◆ What you should do ◆
Reproduce all of the data exactly.

# # #

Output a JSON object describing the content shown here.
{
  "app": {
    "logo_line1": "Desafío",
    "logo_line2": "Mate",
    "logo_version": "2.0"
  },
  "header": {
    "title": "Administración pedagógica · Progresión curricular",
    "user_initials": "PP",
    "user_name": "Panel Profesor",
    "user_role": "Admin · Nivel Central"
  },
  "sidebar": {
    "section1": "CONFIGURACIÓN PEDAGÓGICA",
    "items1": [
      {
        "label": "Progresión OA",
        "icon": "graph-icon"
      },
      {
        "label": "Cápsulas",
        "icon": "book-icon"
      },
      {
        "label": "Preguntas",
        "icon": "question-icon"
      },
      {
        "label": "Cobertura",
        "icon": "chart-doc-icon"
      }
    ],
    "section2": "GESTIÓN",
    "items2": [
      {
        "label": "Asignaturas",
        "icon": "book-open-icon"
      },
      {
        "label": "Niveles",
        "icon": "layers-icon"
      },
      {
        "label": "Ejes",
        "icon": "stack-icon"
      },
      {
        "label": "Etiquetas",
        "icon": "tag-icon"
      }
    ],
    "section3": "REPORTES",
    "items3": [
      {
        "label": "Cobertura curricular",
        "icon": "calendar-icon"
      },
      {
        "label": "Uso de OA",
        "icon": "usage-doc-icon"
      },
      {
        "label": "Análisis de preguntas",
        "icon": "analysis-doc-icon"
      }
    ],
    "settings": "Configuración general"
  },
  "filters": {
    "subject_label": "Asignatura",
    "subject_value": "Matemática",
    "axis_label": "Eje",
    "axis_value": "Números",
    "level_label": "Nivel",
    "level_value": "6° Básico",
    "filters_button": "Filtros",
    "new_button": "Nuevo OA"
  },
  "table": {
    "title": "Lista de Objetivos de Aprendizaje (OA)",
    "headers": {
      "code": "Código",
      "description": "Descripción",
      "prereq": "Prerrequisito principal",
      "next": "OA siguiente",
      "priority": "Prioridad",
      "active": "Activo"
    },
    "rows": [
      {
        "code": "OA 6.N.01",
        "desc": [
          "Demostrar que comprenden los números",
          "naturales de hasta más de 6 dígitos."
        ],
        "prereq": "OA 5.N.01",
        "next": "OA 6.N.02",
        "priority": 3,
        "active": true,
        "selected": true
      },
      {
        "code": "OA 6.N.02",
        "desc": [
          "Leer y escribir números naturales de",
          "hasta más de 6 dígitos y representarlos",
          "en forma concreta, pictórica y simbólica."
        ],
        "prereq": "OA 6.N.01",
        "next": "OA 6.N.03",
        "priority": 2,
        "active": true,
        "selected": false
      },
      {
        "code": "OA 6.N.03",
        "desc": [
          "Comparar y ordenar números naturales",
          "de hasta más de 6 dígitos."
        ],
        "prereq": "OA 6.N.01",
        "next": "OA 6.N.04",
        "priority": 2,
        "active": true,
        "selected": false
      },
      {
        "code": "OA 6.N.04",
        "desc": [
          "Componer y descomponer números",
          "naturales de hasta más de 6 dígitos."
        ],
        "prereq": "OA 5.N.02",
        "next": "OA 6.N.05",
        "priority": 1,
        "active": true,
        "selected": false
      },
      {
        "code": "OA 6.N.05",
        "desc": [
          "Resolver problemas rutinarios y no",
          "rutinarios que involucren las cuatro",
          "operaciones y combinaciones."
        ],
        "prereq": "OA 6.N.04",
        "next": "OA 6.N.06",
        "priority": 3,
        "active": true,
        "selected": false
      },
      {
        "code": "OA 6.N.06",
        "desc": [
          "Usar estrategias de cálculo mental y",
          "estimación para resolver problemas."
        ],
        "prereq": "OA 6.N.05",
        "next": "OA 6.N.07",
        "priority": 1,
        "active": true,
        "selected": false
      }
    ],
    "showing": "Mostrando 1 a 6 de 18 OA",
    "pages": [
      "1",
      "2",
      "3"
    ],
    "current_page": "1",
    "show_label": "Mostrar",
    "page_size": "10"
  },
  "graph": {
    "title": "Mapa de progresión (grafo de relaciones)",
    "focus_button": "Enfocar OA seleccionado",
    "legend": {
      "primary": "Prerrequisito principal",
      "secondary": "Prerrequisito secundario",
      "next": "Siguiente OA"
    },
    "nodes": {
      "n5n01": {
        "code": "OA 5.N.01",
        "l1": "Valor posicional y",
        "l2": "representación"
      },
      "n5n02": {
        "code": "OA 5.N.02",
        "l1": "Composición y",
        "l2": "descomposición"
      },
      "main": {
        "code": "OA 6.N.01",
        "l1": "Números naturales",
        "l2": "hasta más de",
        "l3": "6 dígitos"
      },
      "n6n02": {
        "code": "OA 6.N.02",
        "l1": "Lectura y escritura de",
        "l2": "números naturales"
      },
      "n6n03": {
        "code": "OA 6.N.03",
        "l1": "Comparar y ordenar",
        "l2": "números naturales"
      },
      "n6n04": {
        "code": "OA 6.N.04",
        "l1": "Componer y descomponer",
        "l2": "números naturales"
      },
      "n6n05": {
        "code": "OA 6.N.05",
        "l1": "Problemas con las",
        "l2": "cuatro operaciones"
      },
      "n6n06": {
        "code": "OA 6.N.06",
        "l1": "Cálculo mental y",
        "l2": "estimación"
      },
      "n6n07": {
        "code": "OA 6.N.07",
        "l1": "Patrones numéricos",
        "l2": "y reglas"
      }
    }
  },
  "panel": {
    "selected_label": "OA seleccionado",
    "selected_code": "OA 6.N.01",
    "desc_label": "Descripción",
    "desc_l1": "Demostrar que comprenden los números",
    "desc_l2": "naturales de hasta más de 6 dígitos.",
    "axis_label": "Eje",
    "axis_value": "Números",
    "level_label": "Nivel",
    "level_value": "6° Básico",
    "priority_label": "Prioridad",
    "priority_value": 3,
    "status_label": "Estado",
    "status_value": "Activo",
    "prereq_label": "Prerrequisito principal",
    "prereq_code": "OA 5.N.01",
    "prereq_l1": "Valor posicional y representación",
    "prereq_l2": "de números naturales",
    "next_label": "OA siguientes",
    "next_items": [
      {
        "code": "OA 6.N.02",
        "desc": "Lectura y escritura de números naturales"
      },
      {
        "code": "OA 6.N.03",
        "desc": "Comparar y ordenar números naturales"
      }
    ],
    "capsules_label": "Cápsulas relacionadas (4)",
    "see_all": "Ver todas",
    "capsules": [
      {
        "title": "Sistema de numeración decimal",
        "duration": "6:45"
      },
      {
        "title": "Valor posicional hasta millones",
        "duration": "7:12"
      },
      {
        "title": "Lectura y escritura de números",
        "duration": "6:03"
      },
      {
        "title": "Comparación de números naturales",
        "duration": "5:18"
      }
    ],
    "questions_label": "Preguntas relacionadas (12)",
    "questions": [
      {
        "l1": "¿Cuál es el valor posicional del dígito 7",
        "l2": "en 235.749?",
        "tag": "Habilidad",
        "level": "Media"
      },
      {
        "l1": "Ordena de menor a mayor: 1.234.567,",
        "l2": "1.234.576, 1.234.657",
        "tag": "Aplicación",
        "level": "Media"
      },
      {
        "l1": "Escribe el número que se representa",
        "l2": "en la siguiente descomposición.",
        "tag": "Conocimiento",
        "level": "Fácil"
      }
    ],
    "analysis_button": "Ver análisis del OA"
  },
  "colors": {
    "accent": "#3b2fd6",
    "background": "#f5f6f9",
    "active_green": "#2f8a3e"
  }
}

# # #

◆ Problem solution ◆
Output a JSON object describing the content shown here.
{
  "app": {
    "logo_line1": "Desafío",
    "logo_line2": "Mate",
    "logo_version": "2.0"
  },
  "header": {
    "title": "Administración pedagógica · Progresión curricular",
    "user_initials": "PP",
    "user_name": "Panel Profesor",
    "user_role": "Admin · Nivel Central"
  },
  "sidebar": {
    "section1": "CONFIGURACIÓN PEDAGÓGICA",
    "items1": [
      {
        "label": "Progresión OA",
        "icon": "graph-icon"
      },
      {
        "label": "Cápsulas",
        "icon": "book-icon"
      },
      {
        "label": "Preguntas",
        "icon": "question-icon"
      },
      {
        "label": "Cobertura",
        "icon": "chart-doc-icon"
      }
    ],
    "section2": "GESTIÓN",
    "items2": [
      {
        "label": "Asignaturas",
        "icon": "book-open-icon"
      },
      {
        "label": "Niveles",
        "icon": "layers-icon"
      },
      {
        "label": "Ejes",
        "icon": "stack-icon"
      },
      {
        "label": "Etiquetas",
        "icon": "tag-icon"
      }
    ],
    "section3": "REPORTES",
    "items3": [
      {
        "label": "Cobertura curricular",
        "icon": "calendar-icon"
      },
      {
        "label": "Uso de OA",
        "icon": "usage-doc-icon"
      },
      {
        "label": "Análisis de preguntas",
        "icon": "analysis-doc-icon"
      }
    ],
    "settings": "Configuración general"
  },
  "filters": {
    "subject_label": "Asignatura",
    "subject_value": "Matemática",
    "axis_label": "Eje",
    "axis_value": "Números",
    "level_label": "Nivel",
    "level_value": "6° Básico",
    "filters_button": "Filtros",
    "new_button": "Nuevo OA"
  },
  "table": {
    "title": "Lista de Objetivos de Aprendizaje (OA)",
    "headers": {
      "code": "Código",
      "description": "Descripción",
      "prereq": "Prerrequisito principal",
      "next": "OA siguiente",
      "priority": "Prioridad",
      "active": "Activo"
    },
    "rows": [
      {
        "code": "OA 6.N.01",
        "desc": [
          "Demostrar que comprenden los números",
          "naturales de hasta más de 6 dígitos."
        ],
        "prereq": "OA 5.N.01",
        "next": "OA 6.N.02",
        "priority": 3,
        "active": true,
        "selected": true
      },
      {
        "code": "OA 6.N.02",
        "desc": [
          "Leer y escribir números naturales de",
          "hasta más de 6 dígitos y representarlos",
          "en forma concreta, pictórica y simbólica."
        ],
        "prereq": "OA 6.N.01",
        "next": "OA 6.N.03",
        "priority": 2,
        "active": true,
        "selected": false
      },
      {
        "code": "OA 6.N.03",
        "desc": [
          "Comparar y ordenar números naturales",
          "de hasta más de 6 dígitos."
        ],
        "prereq": "OA 6.N.01",
        "next": "OA 6.N.04",
        "priority": 2,
        "active": true,
        "selected": false
      },
      {
        "code": "OA 6.N.04",
        "desc": [
          "Componer y descomponer números",
          "naturales de hasta más de 6 dígitos."
        ],
        "prereq": "OA 5.N.02",
        "next": "OA 6.N.05",
        "priority": 1,
        "active": true,
        "selected": false
      },
      {
        "code": "OA 6.N.05",
        "desc": [
          "Resolver problemas rutinarios y no",
          "rutinarios que involucren las cuatro",
          "operaciones y combinaciones."
        ],
        "prereq": "OA 6.N.04",
        "next": "OA 6.N.06",
        "priority": 3,
        "active": true,
        "selected": false
      },
      {
        "code": "OA 6.N.06",
        "desc": [
          "Usar estrategias de cálculo mental y",
          "estimación para resolver problemas."
        ],
        "prereq": "OA 6.N.05",
        "next": "OA 6.N.07",
        "priority": 1,
        "active": true,
        "selected": false
      }
    ],
    "showing": "Mostrando 1 a 6 de 18 OA",
    "pages": [
      "1",
      "2",
      "3"
    ],
    "current_page": "1",
    "show_label": "Mostrar",
    "page_size": "10"
  },
  "graph": {
    "title": "Mapa de progresión (grafo de relaciones)",
    "focus_button": "Enfocar OA seleccionado",
    "legend": {
      "primary": "Prerrequisito principal",
      "secondary": "Prerrequisito secundario",
      "next": "Siguiente OA"
    },
    "nodes": {
      "n5n01": {
        "code": "OA 5.N.01",
        "l1": "Valor posicional y",
        "l2": "representación"
      },
      "n5n02": {
        "code": "OA 5.N.02",
        "l1": "Composición y",
        "l2": "descomposición"
      },
      "main": {
        "code": "OA 6.N.01",
        "l1": "Números naturales",
        "l2": "hasta más de",
        "l3": "6 dígitos"
      },
      "n6n02": {
        "code": "OA 6.N.02",
        "l1": "Lectura y escritura de",
        "l2": "números naturales"
      },
      "n6n03": {
        "code": "OA 6.N.03",
        "l1": "Comparar y ordenar",
        "l2": "números naturales"
      },
      "n6n04": {
        "code": "OA 6.N.04",
        "l1": "Componer y descomponer",
        "l2": "números naturales"
      },
      "n6n05": {
        "code": "OA 6.N.05",
        "l1": "Problemas con las",
        "l2": "cuatro operaciones"
      },
      "n6n06": {
        "code": "OA 6.N.06",
        "l1": "Cálculo mental y",
        "l2": "estimación"
      },
      "n6n07": {
        "code": "OA 6.N.07",
        "l1": "Patrones numéricos",
        "l2": "y reglas"
      }
    }
  },
  "panel": {
    "selected_label": "OA seleccionado",
    "selected_code": "OA 6.N.01",
    "desc_label": "Descripción",
    "desc_l1": "Demostrar que comprenden los números",
    "desc_l2": "naturales de hasta más de 6 dígitos.",
    "axis_label": "Eje",
    "axis_value": "Números",
    "level_label": "Nivel",
    "level_value": "6° Básico",
    "priority_label": "Prioridad",
    "priority_value": 3,
    "status_label": "Estado",
    "status_value": "Activo",
    "prereq_label": "Prerrequisito principal",
    "prereq_code": "OA 5.N.01",
    "prereq_l1": "Valor posicional y representación",
    "prereq_l2": "de números naturales",
    "next_label": "OA siguientes",
    "next_items": [
      {
        "code": "OA 6.N.02",
        "desc": "Lectura y escritura de números naturales"
      },
      {
        "code": "OA 6.N.03",
        "desc": "Comparar y ordenar números naturales"
      }
    ],
    "capsules_label": "Cápsulas relacionadas (4)",
    "see_all": "Ver todas",
    "capsules": [
      {
        "title": "Sistema de numeración decimal",
        "duration": "6:45"
      },
      {
        "title": "Valor posicional hasta millones",
        "duration": "7:12"
      },
      {
        "title": "Lectura y escritura de números",
        "duration": "6:03"
      },
      {
        "title": "Comparación de números naturales",
        "duration": "5:18"
      }
    ],
    "questions_label": "Preguntas relacionadas (12)",
    "questions": [
      {
        "l1": "¿Cuál es el valor posicional del dígito 7",
        "l2": "en 235.749?",
        "tag": "Habilidad",
        "level": "Media"
      },
      {
        "l1": "Ordena de menor a mayor: 1.234.567,",
        "l2": "1.234.576, 1.234.657",
        "tag": "Aplicación",
        "level": "Media"
      },
      {
        "l1": "Escribe el número que se representa",
        "l2": "en la siguiente descomposición.",
        "tag": "Conocimiento",
        "level": "Fácil"
      }
    ],
    "analysis_button": "Ver análisis del OA"
  },
  "colors": {
    "accent": "#3b2fd6",
    "background": "#f5f6f9",
    "active_green": "#2f8a3e"
  }
}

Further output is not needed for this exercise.